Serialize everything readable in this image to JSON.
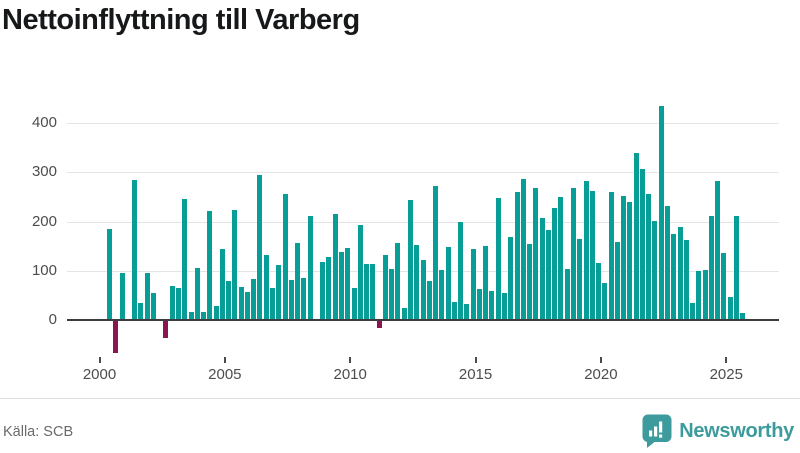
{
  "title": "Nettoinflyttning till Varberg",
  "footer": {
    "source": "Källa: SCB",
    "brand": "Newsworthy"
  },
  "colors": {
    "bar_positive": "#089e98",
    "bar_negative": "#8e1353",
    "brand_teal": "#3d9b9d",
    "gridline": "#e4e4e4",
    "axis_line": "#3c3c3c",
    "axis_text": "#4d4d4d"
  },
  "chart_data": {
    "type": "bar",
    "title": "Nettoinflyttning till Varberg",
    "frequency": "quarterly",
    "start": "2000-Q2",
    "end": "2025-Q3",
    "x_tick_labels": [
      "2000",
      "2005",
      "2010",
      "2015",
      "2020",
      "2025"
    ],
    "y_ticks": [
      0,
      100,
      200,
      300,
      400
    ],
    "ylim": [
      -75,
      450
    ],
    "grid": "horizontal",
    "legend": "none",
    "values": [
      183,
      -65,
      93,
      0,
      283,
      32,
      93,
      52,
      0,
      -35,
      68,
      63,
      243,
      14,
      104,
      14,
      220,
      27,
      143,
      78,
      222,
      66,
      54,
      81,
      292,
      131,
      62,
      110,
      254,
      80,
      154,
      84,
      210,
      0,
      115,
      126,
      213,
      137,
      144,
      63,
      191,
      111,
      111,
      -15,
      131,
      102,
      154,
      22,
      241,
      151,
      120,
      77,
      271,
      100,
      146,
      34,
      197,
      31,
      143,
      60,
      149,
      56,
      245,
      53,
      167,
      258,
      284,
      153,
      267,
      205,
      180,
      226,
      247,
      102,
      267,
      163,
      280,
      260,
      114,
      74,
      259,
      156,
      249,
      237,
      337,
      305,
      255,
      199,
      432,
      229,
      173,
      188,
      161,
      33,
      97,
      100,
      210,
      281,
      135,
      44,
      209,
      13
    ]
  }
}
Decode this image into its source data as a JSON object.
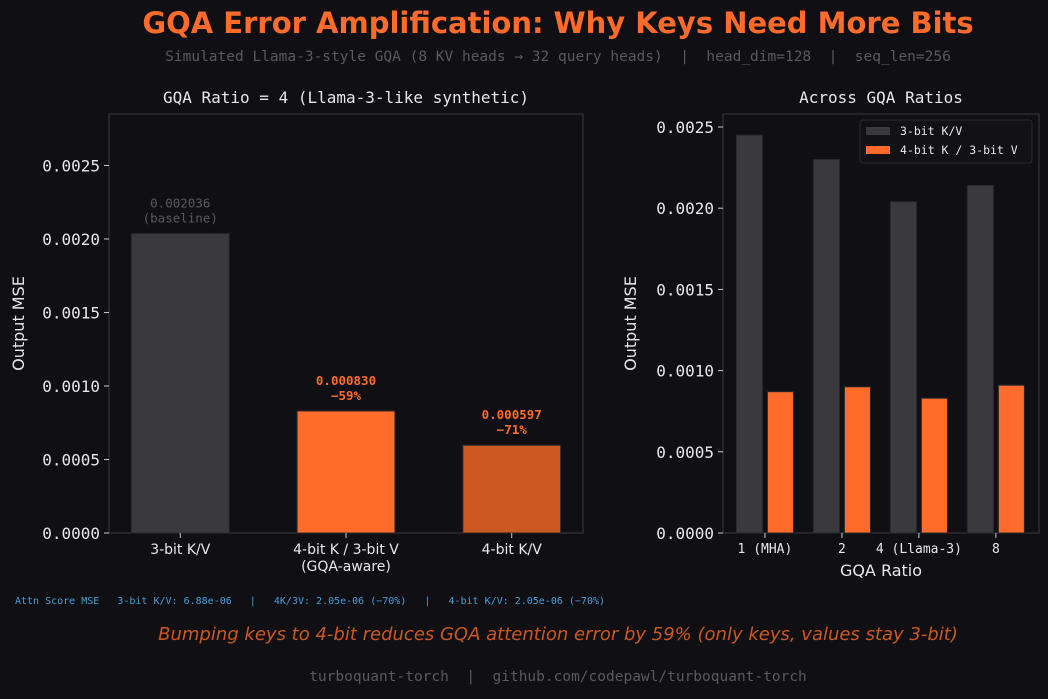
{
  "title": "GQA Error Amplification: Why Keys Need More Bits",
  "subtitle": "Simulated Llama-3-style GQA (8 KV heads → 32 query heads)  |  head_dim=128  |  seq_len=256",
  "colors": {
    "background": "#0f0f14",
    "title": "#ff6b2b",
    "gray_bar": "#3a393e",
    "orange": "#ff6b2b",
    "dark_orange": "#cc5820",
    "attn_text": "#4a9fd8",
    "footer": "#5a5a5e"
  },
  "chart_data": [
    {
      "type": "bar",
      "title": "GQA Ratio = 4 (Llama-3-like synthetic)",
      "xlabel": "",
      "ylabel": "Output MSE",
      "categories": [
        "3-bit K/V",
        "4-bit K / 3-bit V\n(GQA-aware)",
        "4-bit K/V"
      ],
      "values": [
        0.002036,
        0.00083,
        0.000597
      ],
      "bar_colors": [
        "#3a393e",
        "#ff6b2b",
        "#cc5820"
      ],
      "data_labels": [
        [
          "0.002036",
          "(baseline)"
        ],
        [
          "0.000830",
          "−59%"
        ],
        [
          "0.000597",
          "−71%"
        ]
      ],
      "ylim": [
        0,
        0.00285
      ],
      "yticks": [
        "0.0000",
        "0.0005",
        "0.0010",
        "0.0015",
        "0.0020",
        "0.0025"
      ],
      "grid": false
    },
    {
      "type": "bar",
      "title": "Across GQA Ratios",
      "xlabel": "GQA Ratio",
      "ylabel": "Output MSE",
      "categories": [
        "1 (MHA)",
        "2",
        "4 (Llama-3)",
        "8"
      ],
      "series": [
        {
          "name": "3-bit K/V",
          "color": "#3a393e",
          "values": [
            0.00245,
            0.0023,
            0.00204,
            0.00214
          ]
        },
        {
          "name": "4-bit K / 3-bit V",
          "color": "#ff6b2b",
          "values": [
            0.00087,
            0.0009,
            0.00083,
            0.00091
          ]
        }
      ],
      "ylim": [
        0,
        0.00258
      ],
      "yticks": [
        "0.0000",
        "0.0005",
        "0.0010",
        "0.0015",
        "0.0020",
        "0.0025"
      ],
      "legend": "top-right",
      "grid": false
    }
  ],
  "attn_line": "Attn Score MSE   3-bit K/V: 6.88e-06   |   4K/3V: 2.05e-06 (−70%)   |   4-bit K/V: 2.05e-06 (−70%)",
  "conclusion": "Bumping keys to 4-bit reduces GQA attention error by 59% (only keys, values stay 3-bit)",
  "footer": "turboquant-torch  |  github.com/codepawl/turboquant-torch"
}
_ _ _
GIVEN INSTRUCTION =
Transcribe each entry precisely as given, leaving the pictures out.

RESULT =
Serialize everything readable in this image to JSON.
{
  "title": "Nettoinflyttning till Varberg",
  "footer": {
    "source": "Källa: SCB",
    "brand": "Newsworthy"
  },
  "colors": {
    "bar_positive": "#089e98",
    "bar_negative": "#8e1353",
    "brand_teal": "#3d9b9d",
    "gridline": "#e4e4e4",
    "axis_line": "#3c3c3c",
    "axis_text": "#4d4d4d"
  },
  "chart_data": {
    "type": "bar",
    "title": "Nettoinflyttning till Varberg",
    "frequency": "quarterly",
    "start": "2000-Q2",
    "end": "2025-Q3",
    "x_tick_labels": [
      "2000",
      "2005",
      "2010",
      "2015",
      "2020",
      "2025"
    ],
    "y_ticks": [
      0,
      100,
      200,
      300,
      400
    ],
    "ylim": [
      -75,
      450
    ],
    "grid": "horizontal",
    "legend": "none",
    "values": [
      183,
      -65,
      93,
      0,
      283,
      32,
      93,
      52,
      0,
      -35,
      68,
      63,
      243,
      14,
      104,
      14,
      220,
      27,
      143,
      78,
      222,
      66,
      54,
      81,
      292,
      131,
      62,
      110,
      254,
      80,
      154,
      84,
      210,
      0,
      115,
      126,
      213,
      137,
      144,
      63,
      191,
      111,
      111,
      -15,
      131,
      102,
      154,
      22,
      241,
      151,
      120,
      77,
      271,
      100,
      146,
      34,
      197,
      31,
      143,
      60,
      149,
      56,
      245,
      53,
      167,
      258,
      284,
      153,
      267,
      205,
      180,
      226,
      247,
      102,
      267,
      163,
      280,
      260,
      114,
      74,
      259,
      156,
      249,
      237,
      337,
      305,
      255,
      199,
      432,
      229,
      173,
      188,
      161,
      33,
      97,
      100,
      210,
      281,
      135,
      44,
      209,
      13
    ]
  }
}
Decode this image into its source data as a JSON object.
{
  "title": "GQA Error Amplification: Why Keys Need More Bits",
  "subtitle": "Simulated Llama-3-style GQA (8 KV heads → 32 query heads)  |  head_dim=128  |  seq_len=256",
  "colors": {
    "background": "#0f0f14",
    "title": "#ff6b2b",
    "gray_bar": "#3a393e",
    "orange": "#ff6b2b",
    "dark_orange": "#cc5820",
    "attn_text": "#4a9fd8",
    "footer": "#5a5a5e"
  },
  "chart_data": [
    {
      "type": "bar",
      "title": "GQA Ratio = 4 (Llama-3-like synthetic)",
      "xlabel": "",
      "ylabel": "Output MSE",
      "categories": [
        "3-bit K/V",
        "4-bit K / 3-bit V\n(GQA-aware)",
        "4-bit K/V"
      ],
      "values": [
        0.002036,
        0.00083,
        0.000597
      ],
      "bar_colors": [
        "#3a393e",
        "#ff6b2b",
        "#cc5820"
      ],
      "data_labels": [
        [
          "0.002036",
          "(baseline)"
        ],
        [
          "0.000830",
          "−59%"
        ],
        [
          "0.000597",
          "−71%"
        ]
      ],
      "ylim": [
        0,
        0.00285
      ],
      "yticks": [
        "0.0000",
        "0.0005",
        "0.0010",
        "0.0015",
        "0.0020",
        "0.0025"
      ],
      "grid": false
    },
    {
      "type": "bar",
      "title": "Across GQA Ratios",
      "xlabel": "GQA Ratio",
      "ylabel": "Output MSE",
      "categories": [
        "1 (MHA)",
        "2",
        "4 (Llama-3)",
        "8"
      ],
      "series": [
        {
          "name": "3-bit K/V",
          "color": "#3a393e",
          "values": [
            0.00245,
            0.0023,
            0.00204,
            0.00214
          ]
        },
        {
          "name": "4-bit K / 3-bit V",
          "color": "#ff6b2b",
          "values": [
            0.00087,
            0.0009,
            0.00083,
            0.00091
          ]
        }
      ],
      "ylim": [
        0,
        0.00258
      ],
      "yticks": [
        "0.0000",
        "0.0005",
        "0.0010",
        "0.0015",
        "0.0020",
        "0.0025"
      ],
      "legend": "top-right",
      "grid": false
    }
  ],
  "attn_line": "Attn Score MSE   3-bit K/V: 6.88e-06   |   4K/3V: 2.05e-06 (−70%)   |   4-bit K/V: 2.05e-06 (−70%)",
  "conclusion": "Bumping keys to 4-bit reduces GQA attention error by 59% (only keys, values stay 3-bit)",
  "footer": "turboquant-torch  |  github.com/codepawl/turboquant-torch"
}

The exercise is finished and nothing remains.